» Task prompt:
Spot each line that carries the word "JSON"; copy those lines.

» Records for this task:
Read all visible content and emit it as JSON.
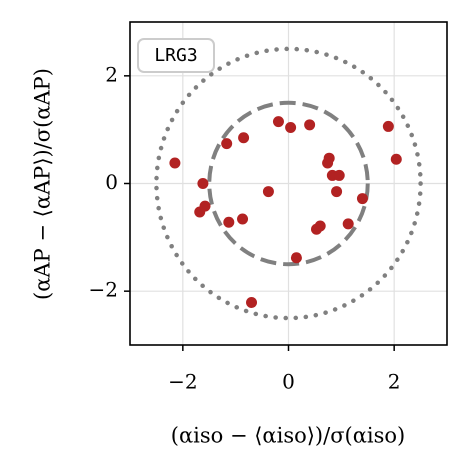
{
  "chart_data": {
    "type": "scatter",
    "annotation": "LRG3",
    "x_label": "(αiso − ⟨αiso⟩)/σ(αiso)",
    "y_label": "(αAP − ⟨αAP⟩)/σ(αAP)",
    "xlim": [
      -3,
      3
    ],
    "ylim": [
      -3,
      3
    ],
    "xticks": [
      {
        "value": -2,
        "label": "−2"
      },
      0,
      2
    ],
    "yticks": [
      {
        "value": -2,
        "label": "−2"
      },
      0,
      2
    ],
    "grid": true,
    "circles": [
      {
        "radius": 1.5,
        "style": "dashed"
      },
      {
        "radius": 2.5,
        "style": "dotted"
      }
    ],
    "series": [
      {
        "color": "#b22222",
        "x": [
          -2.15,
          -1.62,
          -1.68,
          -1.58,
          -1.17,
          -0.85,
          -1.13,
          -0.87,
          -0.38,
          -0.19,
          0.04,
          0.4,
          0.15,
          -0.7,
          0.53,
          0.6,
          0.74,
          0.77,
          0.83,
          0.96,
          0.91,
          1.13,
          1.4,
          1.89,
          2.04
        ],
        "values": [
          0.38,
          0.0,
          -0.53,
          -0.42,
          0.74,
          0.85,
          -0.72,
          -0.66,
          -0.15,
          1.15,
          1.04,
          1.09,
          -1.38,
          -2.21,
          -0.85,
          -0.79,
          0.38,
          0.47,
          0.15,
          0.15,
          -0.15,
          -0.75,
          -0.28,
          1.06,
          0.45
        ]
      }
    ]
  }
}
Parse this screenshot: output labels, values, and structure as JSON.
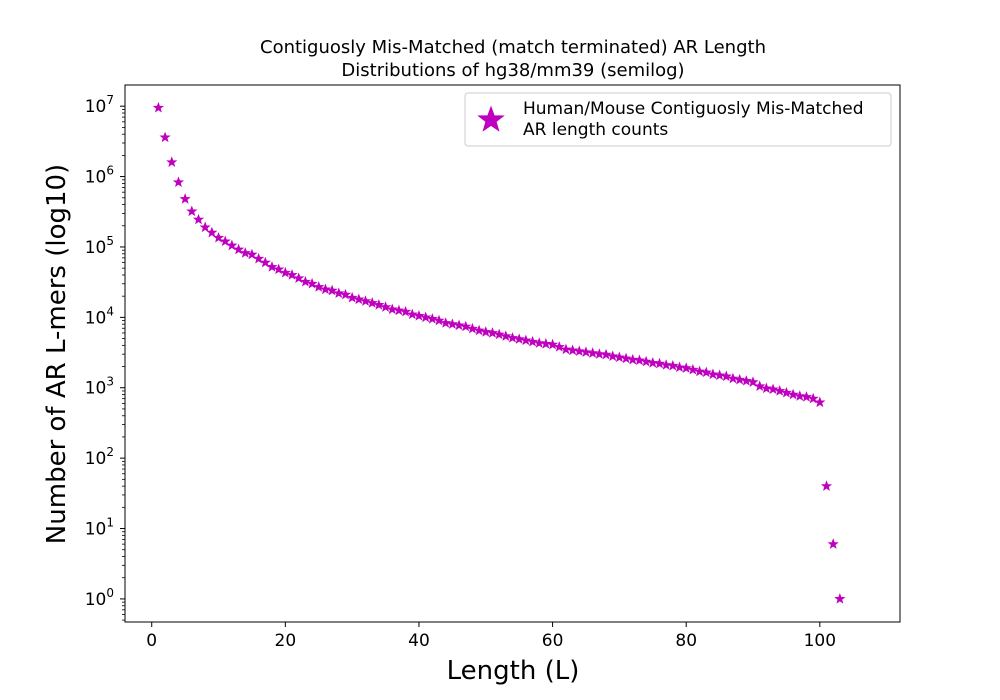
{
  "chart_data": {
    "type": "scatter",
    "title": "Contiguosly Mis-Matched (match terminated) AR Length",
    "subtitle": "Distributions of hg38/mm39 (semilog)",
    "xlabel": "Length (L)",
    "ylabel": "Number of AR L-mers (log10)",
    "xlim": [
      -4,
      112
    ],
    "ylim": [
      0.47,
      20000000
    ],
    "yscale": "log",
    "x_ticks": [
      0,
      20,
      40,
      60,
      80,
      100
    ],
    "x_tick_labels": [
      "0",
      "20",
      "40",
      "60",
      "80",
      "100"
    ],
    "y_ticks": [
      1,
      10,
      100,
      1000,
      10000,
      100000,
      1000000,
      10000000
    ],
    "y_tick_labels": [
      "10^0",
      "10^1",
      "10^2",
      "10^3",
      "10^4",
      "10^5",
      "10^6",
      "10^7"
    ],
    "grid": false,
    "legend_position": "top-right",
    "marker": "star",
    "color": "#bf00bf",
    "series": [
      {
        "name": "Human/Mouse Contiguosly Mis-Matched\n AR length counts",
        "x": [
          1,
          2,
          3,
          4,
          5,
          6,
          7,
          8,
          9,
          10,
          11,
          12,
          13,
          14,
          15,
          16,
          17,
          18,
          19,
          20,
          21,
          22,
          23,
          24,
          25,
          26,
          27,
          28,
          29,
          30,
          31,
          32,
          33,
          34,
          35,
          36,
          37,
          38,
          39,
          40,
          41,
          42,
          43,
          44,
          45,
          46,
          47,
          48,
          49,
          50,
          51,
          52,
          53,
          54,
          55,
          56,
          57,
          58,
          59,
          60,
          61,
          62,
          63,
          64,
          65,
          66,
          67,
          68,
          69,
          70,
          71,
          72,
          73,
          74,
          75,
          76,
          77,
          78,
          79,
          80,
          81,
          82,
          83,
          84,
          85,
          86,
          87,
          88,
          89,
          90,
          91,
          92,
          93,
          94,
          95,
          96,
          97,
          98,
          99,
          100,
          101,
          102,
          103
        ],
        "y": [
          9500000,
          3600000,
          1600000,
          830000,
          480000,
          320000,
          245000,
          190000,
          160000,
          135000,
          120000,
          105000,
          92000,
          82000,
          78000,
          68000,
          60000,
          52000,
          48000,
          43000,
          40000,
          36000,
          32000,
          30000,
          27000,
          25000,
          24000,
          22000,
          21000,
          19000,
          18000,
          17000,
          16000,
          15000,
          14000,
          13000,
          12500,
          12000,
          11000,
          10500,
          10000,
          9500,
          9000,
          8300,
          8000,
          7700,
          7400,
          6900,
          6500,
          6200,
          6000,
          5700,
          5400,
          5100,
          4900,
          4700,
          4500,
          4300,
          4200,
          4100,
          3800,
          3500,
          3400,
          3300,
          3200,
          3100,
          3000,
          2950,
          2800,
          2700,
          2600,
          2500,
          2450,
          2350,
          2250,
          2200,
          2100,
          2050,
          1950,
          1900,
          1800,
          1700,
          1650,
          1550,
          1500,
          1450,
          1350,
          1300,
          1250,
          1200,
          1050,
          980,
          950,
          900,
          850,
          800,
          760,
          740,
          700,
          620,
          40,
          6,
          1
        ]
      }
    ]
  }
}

» Response:
Read all visible content and emit it as JSON.
Parse this screenshot: output labels, values, and structure as JSON.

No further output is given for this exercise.